This amendment has since been amended, and the final version of the economic-stimulus bill approved by Congress on February 13 removed the arts organizations from the clause. However, the argument made to rescue the arts organizations from the grouping by Representative David R. Obey (Dem., Wisconsin): “There are five million people who work in the arts industry. And right now they have 12.5 percent unemployment—or are you suggesting that somehow if you work in that field, it isn’t real when you lose your job, your mortgage or your health insurance?” implies that the arts have no intrinsic value and does not explain why the poor zookeeper still doesn’t seem to matter.



In a separate but ideologically parallel move, during the last week of January Brandeis University—whose reputation is based on its expansive liberal arts offerings—betrayed its legacy, when its board of trustees voted unanimously to close the school’s Rose Art Museum and sell off the 6,000 works of art in its collection.

Treating its priceless and historic collection of art as disposable assets, Brandeis made a stark statement about its priorities and an astonishing value judgment about the place and worth of art.

There is a lot more to be said about this decision, the reactions of and effects on the students and museum employees, the legal issues regarding by-laws and the subsequent backpedaling of the administration, as well as the dire financial situation in which the university has found itself (due to the fallout of the Bernie Madoff scandal). However, the statement  their actions made is clear, and it has forever changed the perception of Brandeis’s commitment to the arts. But more so, it reflects and supports the widely held, but rarely explicitly stated, belief that the arts are dispensable.

Input:
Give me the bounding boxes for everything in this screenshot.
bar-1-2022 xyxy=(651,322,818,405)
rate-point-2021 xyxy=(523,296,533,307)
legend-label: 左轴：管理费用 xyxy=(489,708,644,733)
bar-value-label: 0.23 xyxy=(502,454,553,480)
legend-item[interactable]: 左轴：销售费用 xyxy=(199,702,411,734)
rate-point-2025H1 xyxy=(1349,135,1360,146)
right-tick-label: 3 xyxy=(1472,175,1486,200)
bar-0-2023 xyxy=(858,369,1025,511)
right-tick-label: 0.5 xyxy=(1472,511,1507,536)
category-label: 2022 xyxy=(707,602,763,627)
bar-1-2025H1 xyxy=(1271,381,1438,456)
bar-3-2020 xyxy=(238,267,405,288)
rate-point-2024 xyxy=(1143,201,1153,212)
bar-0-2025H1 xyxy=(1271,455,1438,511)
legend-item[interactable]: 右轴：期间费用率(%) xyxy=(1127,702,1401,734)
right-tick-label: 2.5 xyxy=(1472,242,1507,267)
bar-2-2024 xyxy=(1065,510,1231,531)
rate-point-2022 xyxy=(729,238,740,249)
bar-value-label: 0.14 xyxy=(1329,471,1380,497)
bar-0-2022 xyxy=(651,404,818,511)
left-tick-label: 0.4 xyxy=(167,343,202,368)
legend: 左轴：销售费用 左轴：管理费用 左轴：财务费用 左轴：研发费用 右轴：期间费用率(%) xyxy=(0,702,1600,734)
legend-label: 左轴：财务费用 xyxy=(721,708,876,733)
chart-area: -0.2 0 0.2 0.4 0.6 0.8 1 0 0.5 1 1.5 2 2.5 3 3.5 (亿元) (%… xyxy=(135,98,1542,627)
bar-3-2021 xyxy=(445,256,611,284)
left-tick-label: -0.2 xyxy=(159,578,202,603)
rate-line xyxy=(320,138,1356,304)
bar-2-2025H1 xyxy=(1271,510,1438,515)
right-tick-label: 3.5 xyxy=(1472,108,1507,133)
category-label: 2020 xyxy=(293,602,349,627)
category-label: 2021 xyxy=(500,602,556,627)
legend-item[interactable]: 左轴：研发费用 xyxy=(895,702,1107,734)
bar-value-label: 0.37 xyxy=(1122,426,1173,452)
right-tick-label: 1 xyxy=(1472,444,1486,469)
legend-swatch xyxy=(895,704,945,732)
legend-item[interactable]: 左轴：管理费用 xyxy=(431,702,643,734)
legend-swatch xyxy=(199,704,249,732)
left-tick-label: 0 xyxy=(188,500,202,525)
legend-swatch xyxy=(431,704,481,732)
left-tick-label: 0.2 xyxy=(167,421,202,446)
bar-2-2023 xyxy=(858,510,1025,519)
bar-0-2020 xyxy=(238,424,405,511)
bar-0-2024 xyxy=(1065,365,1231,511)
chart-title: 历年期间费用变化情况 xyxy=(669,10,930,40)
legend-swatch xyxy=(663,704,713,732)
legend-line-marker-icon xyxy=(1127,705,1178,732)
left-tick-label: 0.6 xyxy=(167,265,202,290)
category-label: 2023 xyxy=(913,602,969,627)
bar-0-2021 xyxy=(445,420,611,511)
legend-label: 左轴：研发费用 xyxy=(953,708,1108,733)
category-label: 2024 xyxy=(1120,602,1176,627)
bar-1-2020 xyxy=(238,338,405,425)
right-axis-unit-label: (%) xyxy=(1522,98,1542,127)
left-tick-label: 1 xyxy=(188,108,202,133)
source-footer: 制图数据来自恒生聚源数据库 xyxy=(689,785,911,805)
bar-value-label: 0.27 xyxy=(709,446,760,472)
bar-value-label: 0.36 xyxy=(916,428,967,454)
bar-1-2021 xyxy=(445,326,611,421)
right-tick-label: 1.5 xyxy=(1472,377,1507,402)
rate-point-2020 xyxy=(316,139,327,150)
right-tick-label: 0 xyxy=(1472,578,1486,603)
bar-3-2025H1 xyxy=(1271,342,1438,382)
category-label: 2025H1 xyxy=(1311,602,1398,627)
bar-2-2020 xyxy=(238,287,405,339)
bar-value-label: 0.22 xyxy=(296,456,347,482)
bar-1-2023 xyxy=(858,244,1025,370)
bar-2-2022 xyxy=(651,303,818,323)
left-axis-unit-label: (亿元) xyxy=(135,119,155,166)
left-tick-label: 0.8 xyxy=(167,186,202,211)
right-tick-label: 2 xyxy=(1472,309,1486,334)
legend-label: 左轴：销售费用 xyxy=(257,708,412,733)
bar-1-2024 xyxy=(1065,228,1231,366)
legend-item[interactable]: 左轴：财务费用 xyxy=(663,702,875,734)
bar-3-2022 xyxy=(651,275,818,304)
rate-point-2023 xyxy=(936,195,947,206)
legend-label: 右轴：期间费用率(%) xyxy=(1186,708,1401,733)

Task requirements:
(A) Could you write out everything in the excerpt on the arts being treated as dispensable, from "Treating its priceless" down to "arts are dispensable.", word for word?
(B) Would you repeat, unchanged, everything in the listing from its first line down to the line containing "legend-label: 左轴：财务费用 xyxy=(721,708,876,733)", including that line?

Responses per task:
(A)
Treating its priceless and historic collection of art as disposable assets, Brandeis made a stark statement about its priorities and an astonishing value judgment about the place and worth of art.

There is a lot more to be said about this decision, the reactions of and effects on the students and museum employees, the legal issues regarding by-laws and the subsequent backpedaling of the administration, as well as the dire financial situation in which the university has found itself (due to the fallout of the Bernie Madoff scandal). However, the statement  their actions made is clear, and it has forever changed the perception of Brandeis’s commitment to the arts. But more so, it reflects and supports the widely held, but rarely explicitly stated, belief that the arts are dispensable.

(B)
Give me the bounding boxes for everything in this screenshot.
bar-1-2022 xyxy=(651,322,818,405)
rate-point-2021 xyxy=(523,296,533,307)
legend-label: 左轴：管理费用 xyxy=(489,708,644,733)
bar-value-label: 0.23 xyxy=(502,454,553,480)
legend-item[interactable]: 左轴：销售费用 xyxy=(199,702,411,734)
rate-point-2025H1 xyxy=(1349,135,1360,146)
right-tick-label: 3 xyxy=(1472,175,1486,200)
bar-0-2023 xyxy=(858,369,1025,511)
right-tick-label: 0.5 xyxy=(1472,511,1507,536)
category-label: 2022 xyxy=(707,602,763,627)
bar-1-2025H1 xyxy=(1271,381,1438,456)
bar-3-2020 xyxy=(238,267,405,288)
rate-point-2024 xyxy=(1143,201,1153,212)
bar-0-2025H1 xyxy=(1271,455,1438,511)
legend-item[interactable]: 右轴：期间费用率(%) xyxy=(1127,702,1401,734)
right-tick-label: 2.5 xyxy=(1472,242,1507,267)
bar-2-2024 xyxy=(1065,510,1231,531)
rate-point-2022 xyxy=(729,238,740,249)
bar-value-label: 0.14 xyxy=(1329,471,1380,497)
bar-0-2022 xyxy=(651,404,818,511)
left-tick-label: 0.4 xyxy=(167,343,202,368)
legend: 左轴：销售费用 左轴：管理费用 左轴：财务费用 左轴：研发费用 右轴：期间费用率(%) xyxy=(0,702,1600,734)
legend-label: 左轴：财务费用 xyxy=(721,708,876,733)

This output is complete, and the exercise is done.